------ Information shown ------

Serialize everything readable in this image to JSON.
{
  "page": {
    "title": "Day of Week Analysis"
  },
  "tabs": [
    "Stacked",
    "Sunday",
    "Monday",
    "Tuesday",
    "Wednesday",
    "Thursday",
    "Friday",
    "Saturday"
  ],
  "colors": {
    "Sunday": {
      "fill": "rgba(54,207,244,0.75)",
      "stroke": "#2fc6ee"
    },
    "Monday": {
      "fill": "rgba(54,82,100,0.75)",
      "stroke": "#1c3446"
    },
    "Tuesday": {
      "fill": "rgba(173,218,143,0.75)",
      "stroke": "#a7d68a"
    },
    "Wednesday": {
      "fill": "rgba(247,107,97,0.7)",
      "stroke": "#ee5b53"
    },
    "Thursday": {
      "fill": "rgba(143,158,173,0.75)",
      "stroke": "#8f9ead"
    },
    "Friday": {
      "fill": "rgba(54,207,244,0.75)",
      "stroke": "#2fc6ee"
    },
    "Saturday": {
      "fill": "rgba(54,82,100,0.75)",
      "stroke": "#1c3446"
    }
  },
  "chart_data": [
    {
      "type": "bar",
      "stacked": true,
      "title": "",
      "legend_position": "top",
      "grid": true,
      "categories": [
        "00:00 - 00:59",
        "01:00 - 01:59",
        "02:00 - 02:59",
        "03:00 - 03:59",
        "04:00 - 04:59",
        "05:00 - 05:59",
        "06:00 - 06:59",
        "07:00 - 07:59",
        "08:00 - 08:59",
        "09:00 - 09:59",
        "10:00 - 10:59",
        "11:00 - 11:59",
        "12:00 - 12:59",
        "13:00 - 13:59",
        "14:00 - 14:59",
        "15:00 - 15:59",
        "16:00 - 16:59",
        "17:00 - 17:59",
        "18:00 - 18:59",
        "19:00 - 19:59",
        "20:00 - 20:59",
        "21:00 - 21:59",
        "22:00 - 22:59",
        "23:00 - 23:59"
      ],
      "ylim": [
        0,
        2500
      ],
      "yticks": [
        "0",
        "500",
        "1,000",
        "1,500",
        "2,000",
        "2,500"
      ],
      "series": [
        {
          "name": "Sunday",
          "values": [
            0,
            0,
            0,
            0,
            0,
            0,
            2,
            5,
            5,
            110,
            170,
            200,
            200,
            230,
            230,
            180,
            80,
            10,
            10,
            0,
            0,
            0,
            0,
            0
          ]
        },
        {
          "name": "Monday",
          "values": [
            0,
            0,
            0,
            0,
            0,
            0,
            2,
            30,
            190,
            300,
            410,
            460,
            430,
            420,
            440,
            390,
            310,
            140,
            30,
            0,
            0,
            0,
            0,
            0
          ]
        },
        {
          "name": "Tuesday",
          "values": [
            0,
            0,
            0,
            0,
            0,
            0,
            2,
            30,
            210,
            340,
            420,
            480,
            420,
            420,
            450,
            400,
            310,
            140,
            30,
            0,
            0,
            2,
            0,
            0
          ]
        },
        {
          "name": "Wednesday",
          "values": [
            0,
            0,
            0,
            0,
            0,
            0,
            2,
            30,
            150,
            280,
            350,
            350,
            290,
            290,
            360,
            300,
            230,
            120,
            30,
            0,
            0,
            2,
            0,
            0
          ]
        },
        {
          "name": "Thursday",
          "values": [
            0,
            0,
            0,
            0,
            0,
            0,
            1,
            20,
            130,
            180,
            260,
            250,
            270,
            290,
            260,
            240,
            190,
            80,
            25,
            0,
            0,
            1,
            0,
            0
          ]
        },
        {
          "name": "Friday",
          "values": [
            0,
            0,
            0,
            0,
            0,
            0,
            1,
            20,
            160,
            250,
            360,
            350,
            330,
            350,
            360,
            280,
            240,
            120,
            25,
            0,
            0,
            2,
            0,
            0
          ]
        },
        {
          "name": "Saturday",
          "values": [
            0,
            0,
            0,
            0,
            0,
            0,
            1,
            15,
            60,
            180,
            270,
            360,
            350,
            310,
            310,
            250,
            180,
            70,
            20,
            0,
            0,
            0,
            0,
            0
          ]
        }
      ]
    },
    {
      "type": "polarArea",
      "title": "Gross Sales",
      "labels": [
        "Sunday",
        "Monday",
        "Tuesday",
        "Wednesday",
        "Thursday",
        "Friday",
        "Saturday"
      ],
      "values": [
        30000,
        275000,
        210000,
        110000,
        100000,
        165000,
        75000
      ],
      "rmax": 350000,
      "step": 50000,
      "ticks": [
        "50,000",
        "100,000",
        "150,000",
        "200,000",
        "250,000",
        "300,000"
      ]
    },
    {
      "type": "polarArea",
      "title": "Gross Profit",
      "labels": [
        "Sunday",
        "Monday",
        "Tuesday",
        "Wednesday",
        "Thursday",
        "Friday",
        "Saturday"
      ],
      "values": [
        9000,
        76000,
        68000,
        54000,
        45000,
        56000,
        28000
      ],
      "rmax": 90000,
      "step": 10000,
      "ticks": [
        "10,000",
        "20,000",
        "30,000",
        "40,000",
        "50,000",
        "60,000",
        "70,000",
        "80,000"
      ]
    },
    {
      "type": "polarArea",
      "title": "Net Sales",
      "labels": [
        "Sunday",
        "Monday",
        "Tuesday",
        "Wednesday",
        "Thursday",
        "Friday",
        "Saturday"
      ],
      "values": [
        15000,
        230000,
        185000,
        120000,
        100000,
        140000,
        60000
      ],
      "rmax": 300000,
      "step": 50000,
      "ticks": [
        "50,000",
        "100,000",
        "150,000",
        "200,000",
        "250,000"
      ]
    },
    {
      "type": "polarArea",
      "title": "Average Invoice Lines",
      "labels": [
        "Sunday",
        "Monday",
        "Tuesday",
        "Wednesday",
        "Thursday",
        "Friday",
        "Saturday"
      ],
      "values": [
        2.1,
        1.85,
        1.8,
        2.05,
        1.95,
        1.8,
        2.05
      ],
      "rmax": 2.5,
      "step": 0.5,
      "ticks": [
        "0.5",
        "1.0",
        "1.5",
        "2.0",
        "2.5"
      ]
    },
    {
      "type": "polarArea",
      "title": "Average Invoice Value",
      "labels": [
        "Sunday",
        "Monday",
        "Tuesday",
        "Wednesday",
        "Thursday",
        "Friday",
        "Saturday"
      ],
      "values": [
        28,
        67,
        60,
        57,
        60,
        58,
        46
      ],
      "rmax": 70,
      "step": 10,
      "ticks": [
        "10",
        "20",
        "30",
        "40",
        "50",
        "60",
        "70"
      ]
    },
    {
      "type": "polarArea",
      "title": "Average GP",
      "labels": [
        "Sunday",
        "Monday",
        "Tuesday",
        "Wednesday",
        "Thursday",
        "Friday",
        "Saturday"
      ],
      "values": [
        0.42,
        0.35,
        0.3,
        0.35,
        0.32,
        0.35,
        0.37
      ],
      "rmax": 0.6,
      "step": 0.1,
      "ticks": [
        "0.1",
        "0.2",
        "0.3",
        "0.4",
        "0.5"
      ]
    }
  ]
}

------

Given problem. Write out every entry above, word for word.

Correct response.
Serialize everything readable in this image to JSON.
{
  "page": {
    "title": "Day of Week Analysis"
  },
  "tabs": [
    "Stacked",
    "Sunday",
    "Monday",
    "Tuesday",
    "Wednesday",
    "Thursday",
    "Friday",
    "Saturday"
  ],
  "colors": {
    "Sunday": {
      "fill": "rgba(54,207,244,0.75)",
      "stroke": "#2fc6ee"
    },
    "Monday": {
      "fill": "rgba(54,82,100,0.75)",
      "stroke": "#1c3446"
    },
    "Tuesday": {
      "fill": "rgba(173,218,143,0.75)",
      "stroke": "#a7d68a"
    },
    "Wednesday": {
      "fill": "rgba(247,107,97,0.7)",
      "stroke": "#ee5b53"
    },
    "Thursday": {
      "fill": "rgba(143,158,173,0.75)",
      "stroke": "#8f9ead"
    },
    "Friday": {
      "fill": "rgba(54,207,244,0.75)",
      "stroke": "#2fc6ee"
    },
    "Saturday": {
      "fill": "rgba(54,82,100,0.75)",
      "stroke": "#1c3446"
    }
  },
  "chart_data": [
    {
      "type": "bar",
      "stacked": true,
      "title": "",
      "legend_position": "top",
      "grid": true,
      "categories": [
        "00:00 - 00:59",
        "01:00 - 01:59",
        "02:00 - 02:59",
        "03:00 - 03:59",
        "04:00 - 04:59",
        "05:00 - 05:59",
        "06:00 - 06:59",
        "07:00 - 07:59",
        "08:00 - 08:59",
        "09:00 - 09:59",
        "10:00 - 10:59",
        "11:00 - 11:59",
        "12:00 - 12:59",
        "13:00 - 13:59",
        "14:00 - 14:59",
        "15:00 - 15:59",
        "16:00 - 16:59",
        "17:00 - 17:59",
        "18:00 - 18:59",
        "19:00 - 19:59",
        "20:00 - 20:59",
        "21:00 - 21:59",
        "22:00 - 22:59",
        "23:00 - 23:59"
      ],
      "ylim": [
        0,
        2500
      ],
      "yticks": [
        "0",
        "500",
        "1,000",
        "1,500",
        "2,000",
        "2,500"
      ],
      "series": [
        {
          "name": "Sunday",
          "values": [
            0,
            0,
            0,
            0,
            0,
            0,
            2,
            5,
            5,
            110,
            170,
            200,
            200,
            230,
            230,
            180,
            80,
            10,
            10,
            0,
            0,
            0,
            0,
            0
          ]
        },
        {
          "name": "Monday",
          "values": [
            0,
            0,
            0,
            0,
            0,
            0,
            2,
            30,
            190,
            300,
            410,
            460,
            430,
            420,
            440,
            390,
            310,
            140,
            30,
            0,
            0,
            0,
            0,
            0
          ]
        },
        {
          "name": "Tuesday",
          "values": [
            0,
            0,
            0,
            0,
            0,
            0,
            2,
            30,
            210,
            340,
            420,
            480,
            420,
            420,
            450,
            400,
            310,
            140,
            30,
            0,
            0,
            2,
            0,
            0
          ]
        },
        {
          "name": "Wednesday",
          "values": [
            0,
            0,
            0,
            0,
            0,
            0,
            2,
            30,
            150,
            280,
            350,
            350,
            290,
            290,
            360,
            300,
            230,
            120,
            30,
            0,
            0,
            2,
            0,
            0
          ]
        },
        {
          "name": "Thursday",
          "values": [
            0,
            0,
            0,
            0,
            0,
            0,
            1,
            20,
            130,
            180,
            260,
            250,
            270,
            290,
            260,
            240,
            190,
            80,
            25,
            0,
            0,
            1,
            0,
            0
          ]
        },
        {
          "name": "Friday",
          "values": [
            0,
            0,
            0,
            0,
            0,
            0,
            1,
            20,
            160,
            250,
            360,
            350,
            330,
            350,
            360,
            280,
            240,
            120,
            25,
            0,
            0,
            2,
            0,
            0
          ]
        },
        {
          "name": "Saturday",
          "values": [
            0,
            0,
            0,
            0,
            0,
            0,
            1,
            15,
            60,
            180,
            270,
            360,
            350,
            310,
            310,
            250,
            180,
            70,
            20,
            0,
            0,
            0,
            0,
            0
          ]
        }
      ]
    },
    {
      "type": "polarArea",
      "title": "Gross Sales",
      "labels": [
        "Sunday",
        "Monday",
        "Tuesday",
        "Wednesday",
        "Thursday",
        "Friday",
        "Saturday"
      ],
      "values": [
        30000,
        275000,
        210000,
        110000,
        100000,
        165000,
        75000
      ],
      "rmax": 350000,
      "step": 50000,
      "ticks": [
        "50,000",
        "100,000",
        "150,000",
        "200,000",
        "250,000",
        "300,000"
      ]
    },
    {
      "type": "polarArea",
      "title": "Gross Profit",
      "labels": [
        "Sunday",
        "Monday",
        "Tuesday",
        "Wednesday",
        "Thursday",
        "Friday",
        "Saturday"
      ],
      "values": [
        9000,
        76000,
        68000,
        54000,
        45000,
        56000,
        28000
      ],
      "rmax": 90000,
      "step": 10000,
      "ticks": [
        "10,000",
        "20,000",
        "30,000",
        "40,000",
        "50,000",
        "60,000",
        "70,000",
        "80,000"
      ]
    },
    {
      "type": "polarArea",
      "title": "Net Sales",
      "labels": [
        "Sunday",
        "Monday",
        "Tuesday",
        "Wednesday",
        "Thursday",
        "Friday",
        "Saturday"
      ],
      "values": [
        15000,
        230000,
        185000,
        120000,
        100000,
        140000,
        60000
      ],
      "rmax": 300000,
      "step": 50000,
      "ticks": [
        "50,000",
        "100,000",
        "150,000",
        "200,000",
        "250,000"
      ]
    },
    {
      "type": "polarArea",
      "title": "Average Invoice Lines",
      "labels": [
        "Sunday",
        "Monday",
        "Tuesday",
        "Wednesday",
        "Thursday",
        "Friday",
        "Saturday"
      ],
      "values": [
        2.1,
        1.85,
        1.8,
        2.05,
        1.95,
        1.8,
        2.05
      ],
      "rmax": 2.5,
      "step": 0.5,
      "ticks": [
        "0.5",
        "1.0",
        "1.5",
        "2.0",
        "2.5"
      ]
    },
    {
      "type": "polarArea",
      "title": "Average Invoice Value",
      "labels": [
        "Sunday",
        "Monday",
        "Tuesday",
        "Wednesday",
        "Thursday",
        "Friday",
        "Saturday"
      ],
      "values": [
        28,
        67,
        60,
        57,
        60,
        58,
        46
      ],
      "rmax": 70,
      "step": 10,
      "ticks": [
        "10",
        "20",
        "30",
        "40",
        "50",
        "60",
        "70"
      ]
    },
    {
      "type": "polarArea",
      "title": "Average GP",
      "labels": [
        "Sunday",
        "Monday",
        "Tuesday",
        "Wednesday",
        "Thursday",
        "Friday",
        "Saturday"
      ],
      "values": [
        0.42,
        0.35,
        0.3,
        0.35,
        0.32,
        0.35,
        0.37
      ],
      "rmax": 0.6,
      "step": 0.1,
      "ticks": [
        "0.1",
        "0.2",
        "0.3",
        "0.4",
        "0.5"
      ]
    }
  ]
}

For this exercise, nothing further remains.